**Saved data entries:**
########################################

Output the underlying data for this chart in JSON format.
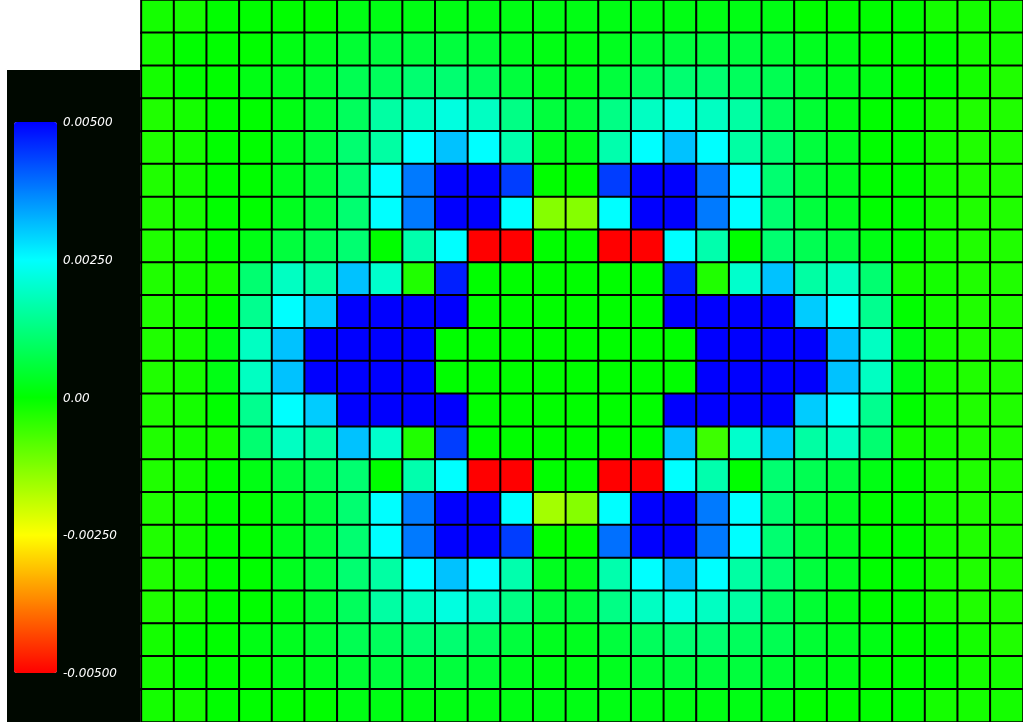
{
  "chart_data": {
    "type": "heatmap",
    "categories": [
      null,
      null,
      null,
      null,
      null,
      null,
      null,
      null,
      null,
      null,
      null,
      null,
      null,
      null,
      null,
      null,
      null,
      null,
      null,
      null,
      null,
      null,
      null,
      null,
      null,
      null,
      null
    ],
    "y_categories": [
      null,
      null,
      null,
      null,
      null,
      null,
      null,
      null,
      null,
      null,
      null,
      null,
      null,
      null,
      null,
      null,
      null,
      null,
      null,
      null,
      null,
      null
    ],
    "cells": [
      [
        -0.0002,
        -0.0002,
        0,
        0,
        0,
        0,
        0.0002,
        0.0002,
        0.0002,
        0.0002,
        0.0002,
        0.0002,
        0.0002,
        0.0002,
        0.0002,
        0.0002,
        0.0002,
        0.0002,
        0.0002,
        0.0002,
        0,
        0,
        0,
        0,
        -0.0002,
        -0.0002,
        -0.0002
      ],
      [
        -0.0002,
        0,
        0,
        0,
        0.0002,
        0.0003,
        0.0005,
        0.0006,
        0.0006,
        0.0006,
        0.0005,
        0.0003,
        0.0002,
        0.0002,
        0.0003,
        0.0005,
        0.0006,
        0.0006,
        0.0006,
        0.0005,
        0.0003,
        0.0002,
        0,
        0,
        0,
        -0.0002,
        -0.0002
      ],
      [
        -0.0002,
        0,
        0,
        0.0002,
        0.0003,
        0.0005,
        0.0008,
        0.0009,
        0.0011,
        0.0011,
        0.0009,
        0.0006,
        0.0003,
        0.0003,
        0.0006,
        0.0009,
        0.0011,
        0.0011,
        0.0009,
        0.0008,
        0.0005,
        0.0003,
        0.0002,
        0,
        0,
        -0.0002,
        -0.0003
      ],
      [
        -0.0003,
        -0.0002,
        0,
        0,
        0.0002,
        0.0005,
        0.0009,
        0.0016,
        0.0019,
        0.0022,
        0.0019,
        0.0013,
        0.0006,
        0.0006,
        0.0013,
        0.0019,
        0.0022,
        0.0019,
        0.0016,
        0.0009,
        0.0005,
        0.0002,
        0,
        0,
        -0.0002,
        -0.0003,
        -0.0003
      ],
      [
        -0.0003,
        -0.0002,
        0,
        0,
        0.0003,
        0.0006,
        0.0011,
        0.0016,
        0.0025,
        0.0031,
        0.0025,
        0.0017,
        0.0003,
        0.0003,
        0.0017,
        0.0025,
        0.0031,
        0.0025,
        0.0016,
        0.0011,
        0.0006,
        0.0003,
        0,
        0,
        -0.0002,
        -0.0003,
        -0.0003
      ],
      [
        -0.0003,
        -0.0002,
        0,
        0,
        0.0003,
        0.0006,
        0.0011,
        0.0025,
        0.0038,
        0.005,
        0.005,
        0.0044,
        0,
        0,
        0.0044,
        0.005,
        0.005,
        0.0038,
        0.0025,
        0.0011,
        0.0006,
        0.0003,
        0,
        0,
        -0.0002,
        -0.0003,
        -0.0003
      ],
      [
        -0.0003,
        -0.0002,
        0,
        0,
        0.0003,
        0.0006,
        0.0011,
        0.0025,
        0.0038,
        0.005,
        0.005,
        0.0025,
        -0.0013,
        -0.0013,
        0.0025,
        0.005,
        0.005,
        0.0038,
        0.0025,
        0.0011,
        0.0006,
        0.0003,
        0,
        0,
        -0.0002,
        -0.0003,
        -0.0003
      ],
      [
        -0.0003,
        -0.0002,
        0,
        0.0002,
        0.0006,
        0.0008,
        0.0011,
        0,
        0.0017,
        0.0025,
        -0.005,
        -0.005,
        0,
        0,
        -0.005,
        -0.005,
        0.0025,
        0.0017,
        0,
        0.0011,
        0.0008,
        0.0006,
        0.0002,
        0,
        -0.0002,
        -0.0003,
        -0.0003
      ],
      [
        -0.0003,
        -0.0002,
        -0.0002,
        0.0011,
        0.0019,
        0.0016,
        0.0031,
        0.002,
        -0.0003,
        0.0047,
        0,
        0,
        0,
        0,
        0,
        0,
        0.0047,
        -0.0003,
        0.002,
        0.0031,
        0.0016,
        0.0019,
        0.0011,
        -0.0002,
        -0.0002,
        -0.0003,
        -0.0003
      ],
      [
        -0.0003,
        -0.0002,
        0,
        0.0014,
        0.0025,
        0.003,
        0.005,
        0.005,
        0.005,
        0.005,
        0,
        0,
        0,
        0,
        0,
        0,
        0.005,
        0.005,
        0.005,
        0.005,
        0.003,
        0.0025,
        0.0014,
        0,
        -0.0002,
        -0.0003,
        -0.0003
      ],
      [
        -0.0003,
        -0.0002,
        0.0002,
        0.0019,
        0.0031,
        0.005,
        0.005,
        0.005,
        0.005,
        0,
        0,
        0,
        0,
        0,
        0,
        0,
        0,
        0.005,
        0.005,
        0.005,
        0.005,
        0.0031,
        0.0019,
        0.0002,
        -0.0002,
        -0.0003,
        -0.0003
      ],
      [
        -0.0003,
        -0.0002,
        0.0002,
        0.0019,
        0.0031,
        0.005,
        0.005,
        0.005,
        0.005,
        0,
        0,
        0,
        0,
        0,
        0,
        0,
        0,
        0.005,
        0.005,
        0.005,
        0.005,
        0.0031,
        0.0019,
        0.0002,
        -0.0002,
        -0.0003,
        -0.0003
      ],
      [
        -0.0003,
        -0.0002,
        0,
        0.0014,
        0.0025,
        0.003,
        0.005,
        0.005,
        0.005,
        0.005,
        0,
        0,
        0,
        0,
        0,
        0,
        0.005,
        0.005,
        0.005,
        0.005,
        0.003,
        0.0025,
        0.0014,
        0,
        -0.0002,
        -0.0003,
        -0.0003
      ],
      [
        -0.0003,
        -0.0002,
        -0.0002,
        0.0011,
        0.0019,
        0.0016,
        0.0031,
        0.002,
        -0.0003,
        0.0044,
        0,
        0,
        0,
        0,
        0,
        0,
        0.0031,
        -0.0006,
        0.002,
        0.0031,
        0.0016,
        0.0019,
        0.0011,
        -0.0002,
        -0.0002,
        -0.0003,
        -0.0003
      ],
      [
        -0.0003,
        -0.0002,
        0,
        0.0002,
        0.0006,
        0.0008,
        0.0011,
        0,
        0.0017,
        0.0025,
        -0.005,
        -0.005,
        0,
        0,
        -0.005,
        -0.005,
        0.0025,
        0.0017,
        0,
        0.0011,
        0.0008,
        0.0006,
        0.0002,
        0,
        -0.0002,
        -0.0003,
        -0.0003
      ],
      [
        -0.0003,
        -0.0002,
        0,
        0,
        0.0003,
        0.0006,
        0.0011,
        0.0025,
        0.0038,
        0.005,
        0.005,
        0.0025,
        -0.0016,
        -0.0013,
        0.0025,
        0.005,
        0.005,
        0.0038,
        0.0025,
        0.0011,
        0.0006,
        0.0003,
        0,
        0,
        -0.0002,
        -0.0003,
        -0.0003
      ],
      [
        -0.0003,
        -0.0002,
        0,
        0,
        0.0003,
        0.0006,
        0.0011,
        0.0025,
        0.0038,
        0.005,
        0.005,
        0.0044,
        0,
        0,
        0.0039,
        0.005,
        0.005,
        0.0038,
        0.0025,
        0.0011,
        0.0006,
        0.0003,
        0,
        0,
        -0.0002,
        -0.0003,
        -0.0003
      ],
      [
        -0.0003,
        -0.0002,
        0,
        0,
        0.0003,
        0.0006,
        0.0011,
        0.0016,
        0.0025,
        0.0031,
        0.0025,
        0.0017,
        0.0003,
        0.0003,
        0.0017,
        0.0025,
        0.0031,
        0.0025,
        0.0016,
        0.0011,
        0.0006,
        0.0003,
        0,
        0,
        -0.0002,
        -0.0003,
        -0.0003
      ],
      [
        -0.0003,
        -0.0002,
        0,
        0,
        0.0002,
        0.0005,
        0.0009,
        0.0016,
        0.0019,
        0.0022,
        0.0019,
        0.0013,
        0.0006,
        0.0006,
        0.0013,
        0.0019,
        0.0022,
        0.0019,
        0.0016,
        0.0009,
        0.0005,
        0.0002,
        0,
        0,
        -0.0002,
        -0.0003,
        -0.0003
      ],
      [
        -0.0002,
        0,
        0,
        0.0002,
        0.0003,
        0.0005,
        0.0008,
        0.0009,
        0.0011,
        0.0011,
        0.0009,
        0.0006,
        0.0003,
        0.0003,
        0.0006,
        0.0009,
        0.0011,
        0.0011,
        0.0009,
        0.0008,
        0.0005,
        0.0003,
        0.0002,
        0,
        0,
        -0.0002,
        -0.0003
      ],
      [
        -0.0002,
        0,
        0,
        0,
        0.0002,
        0.0003,
        0.0005,
        0.0006,
        0.0006,
        0.0006,
        0.0005,
        0.0003,
        0.0002,
        0.0002,
        0.0003,
        0.0005,
        0.0006,
        0.0006,
        0.0006,
        0.0005,
        0.0003,
        0.0002,
        0,
        0,
        0,
        -0.0002,
        -0.0002
      ],
      [
        -0.0002,
        -0.0002,
        0,
        0,
        0,
        0,
        0.0002,
        0.0002,
        0.0002,
        0.0002,
        0.0002,
        0.0002,
        0.0002,
        0.0002,
        0.0002,
        0.0002,
        0.0002,
        0.0002,
        0.0002,
        0.0002,
        0,
        0,
        0,
        0,
        -0.0002,
        -0.0002,
        -0.0002
      ]
    ],
    "clim": [
      -0.005,
      0.005
    ],
    "cticks": [
      {
        "value": 0.005,
        "label": "0.00500"
      },
      {
        "value": 0.0025,
        "label": "0.00250"
      },
      {
        "value": 0,
        "label": "0.00"
      },
      {
        "value": -0.0025,
        "label": "-0.00250"
      },
      {
        "value": -0.005,
        "label": "-0.00500"
      }
    ]
  }
}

########################################

**What is expected:** Pick out the lines containing the string "label".

**Solution to this exercise:**
        "label": "0.00500"
        "label": "0.00250"
        "label": "0.00"
        "label": "-0.00250"
        "label": "-0.00500"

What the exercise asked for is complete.